[Records from a dataset]
▬▬▬▬▬▬
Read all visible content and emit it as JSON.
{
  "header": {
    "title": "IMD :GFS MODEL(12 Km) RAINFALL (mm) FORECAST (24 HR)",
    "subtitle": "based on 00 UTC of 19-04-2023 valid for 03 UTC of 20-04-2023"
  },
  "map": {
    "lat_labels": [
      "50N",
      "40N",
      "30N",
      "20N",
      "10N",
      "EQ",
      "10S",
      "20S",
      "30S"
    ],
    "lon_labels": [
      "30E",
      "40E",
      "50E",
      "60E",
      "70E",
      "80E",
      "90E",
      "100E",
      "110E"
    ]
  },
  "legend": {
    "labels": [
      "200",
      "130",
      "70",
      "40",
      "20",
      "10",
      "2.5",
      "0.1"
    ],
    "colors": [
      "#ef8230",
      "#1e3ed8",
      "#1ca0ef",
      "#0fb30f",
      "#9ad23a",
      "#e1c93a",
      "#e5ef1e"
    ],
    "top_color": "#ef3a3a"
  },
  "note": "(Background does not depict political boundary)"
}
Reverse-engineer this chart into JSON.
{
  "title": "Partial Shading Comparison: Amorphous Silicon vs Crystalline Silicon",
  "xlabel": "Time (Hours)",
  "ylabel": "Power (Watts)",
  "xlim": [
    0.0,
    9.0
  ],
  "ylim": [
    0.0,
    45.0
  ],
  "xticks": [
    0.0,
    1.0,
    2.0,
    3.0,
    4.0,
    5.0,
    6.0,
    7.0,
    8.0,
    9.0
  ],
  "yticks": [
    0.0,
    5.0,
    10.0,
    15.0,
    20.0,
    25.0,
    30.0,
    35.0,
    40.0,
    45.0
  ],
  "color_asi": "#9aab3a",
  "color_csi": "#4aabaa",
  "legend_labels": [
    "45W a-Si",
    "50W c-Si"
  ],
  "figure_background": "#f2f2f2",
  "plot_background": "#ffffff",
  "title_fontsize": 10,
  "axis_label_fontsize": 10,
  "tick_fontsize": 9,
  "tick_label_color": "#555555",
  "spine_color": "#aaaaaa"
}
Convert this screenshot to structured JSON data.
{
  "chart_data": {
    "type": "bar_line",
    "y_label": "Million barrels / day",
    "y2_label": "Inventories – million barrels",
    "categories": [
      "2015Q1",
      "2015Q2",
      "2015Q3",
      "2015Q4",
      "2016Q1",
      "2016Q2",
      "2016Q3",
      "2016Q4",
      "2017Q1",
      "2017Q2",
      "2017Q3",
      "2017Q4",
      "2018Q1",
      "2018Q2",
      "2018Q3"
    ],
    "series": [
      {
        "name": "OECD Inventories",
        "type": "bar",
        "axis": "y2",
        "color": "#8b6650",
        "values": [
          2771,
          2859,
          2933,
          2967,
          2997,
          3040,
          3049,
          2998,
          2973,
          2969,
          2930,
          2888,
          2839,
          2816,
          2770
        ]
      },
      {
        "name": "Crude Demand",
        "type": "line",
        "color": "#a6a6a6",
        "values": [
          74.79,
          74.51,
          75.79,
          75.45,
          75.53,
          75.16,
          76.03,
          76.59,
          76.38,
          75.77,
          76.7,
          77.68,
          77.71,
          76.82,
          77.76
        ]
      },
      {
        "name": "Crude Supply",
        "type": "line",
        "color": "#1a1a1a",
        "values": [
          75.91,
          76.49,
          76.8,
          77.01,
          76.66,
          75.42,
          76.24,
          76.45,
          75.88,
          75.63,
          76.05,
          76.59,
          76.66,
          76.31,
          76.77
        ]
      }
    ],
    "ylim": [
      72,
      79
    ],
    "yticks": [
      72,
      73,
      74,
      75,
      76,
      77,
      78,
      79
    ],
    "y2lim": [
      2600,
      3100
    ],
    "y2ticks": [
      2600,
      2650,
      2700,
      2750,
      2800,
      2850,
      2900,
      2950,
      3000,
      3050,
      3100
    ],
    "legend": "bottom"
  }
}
▬▬▬▬▬▬
_Objective_: Nothing should be left out: repeat all of the data exactly.

_Solution to the exercise_:
Read all visible content and emit it as JSON.
{
  "header": {
    "title": "IMD :GFS MODEL(12 Km) RAINFALL (mm) FORECAST (24 HR)",
    "subtitle": "based on 00 UTC of 19-04-2023 valid for 03 UTC of 20-04-2023"
  },
  "map": {
    "lat_labels": [
      "50N",
      "40N",
      "30N",
      "20N",
      "10N",
      "EQ",
      "10S",
      "20S",
      "30S"
    ],
    "lon_labels": [
      "30E",
      "40E",
      "50E",
      "60E",
      "70E",
      "80E",
      "90E",
      "100E",
      "110E"
    ]
  },
  "legend": {
    "labels": [
      "200",
      "130",
      "70",
      "40",
      "20",
      "10",
      "2.5",
      "0.1"
    ],
    "colors": [
      "#ef8230",
      "#1e3ed8",
      "#1ca0ef",
      "#0fb30f",
      "#9ad23a",
      "#e1c93a",
      "#e5ef1e"
    ],
    "top_color": "#ef3a3a"
  },
  "note": "(Background does not depict political boundary)"
}
Reverse-engineer this chart into JSON.
{
  "title": "Partial Shading Comparison: Amorphous Silicon vs Crystalline Silicon",
  "xlabel": "Time (Hours)",
  "ylabel": "Power (Watts)",
  "xlim": [
    0.0,
    9.0
  ],
  "ylim": [
    0.0,
    45.0
  ],
  "xticks": [
    0.0,
    1.0,
    2.0,
    3.0,
    4.0,
    5.0,
    6.0,
    7.0,
    8.0,
    9.0
  ],
  "yticks": [
    0.0,
    5.0,
    10.0,
    15.0,
    20.0,
    25.0,
    30.0,
    35.0,
    40.0,
    45.0
  ],
  "color_asi": "#9aab3a",
  "color_csi": "#4aabaa",
  "legend_labels": [
    "45W a-Si",
    "50W c-Si"
  ],
  "figure_background": "#f2f2f2",
  "plot_background": "#ffffff",
  "title_fontsize": 10,
  "axis_label_fontsize": 10,
  "tick_fontsize": 9,
  "tick_label_color": "#555555",
  "spine_color": "#aaaaaa"
}
Convert this screenshot to structured JSON data.
{
  "chart_data": {
    "type": "bar_line",
    "y_label": "Million barrels / day",
    "y2_label": "Inventories – million barrels",
    "categories": [
      "2015Q1",
      "2015Q2",
      "2015Q3",
      "2015Q4",
      "2016Q1",
      "2016Q2",
      "2016Q3",
      "2016Q4",
      "2017Q1",
      "2017Q2",
      "2017Q3",
      "2017Q4",
      "2018Q1",
      "2018Q2",
      "2018Q3"
    ],
    "series": [
      {
        "name": "OECD Inventories",
        "type": "bar",
        "axis": "y2",
        "color": "#8b6650",
        "values": [
          2771,
          2859,
          2933,
          2967,
          2997,
          3040,
          3049,
          2998,
          2973,
          2969,
          2930,
          2888,
          2839,
          2816,
          2770
        ]
      },
      {
        "name": "Crude Demand",
        "type": "line",
        "color": "#a6a6a6",
        "values": [
          74.79,
          74.51,
          75.79,
          75.45,
          75.53,
          75.16,
          76.03,
          76.59,
          76.38,
          75.77,
          76.7,
          77.68,
          77.71,
          76.82,
          77.76
        ]
      },
      {
        "name": "Crude Supply",
        "type": "line",
        "color": "#1a1a1a",
        "values": [
          75.91,
          76.49,
          76.8,
          77.01,
          76.66,
          75.42,
          76.24,
          76.45,
          75.88,
          75.63,
          76.05,
          76.59,
          76.66,
          76.31,
          76.77
        ]
      }
    ],
    "ylim": [
      72,
      79
    ],
    "yticks": [
      72,
      73,
      74,
      75,
      76,
      77,
      78,
      79
    ],
    "y2lim": [
      2600,
      3100
    ],
    "y2ticks": [
      2600,
      2650,
      2700,
      2750,
      2800,
      2850,
      2900,
      2950,
      3000,
      3050,
      3100
    ],
    "legend": "bottom"
  }
}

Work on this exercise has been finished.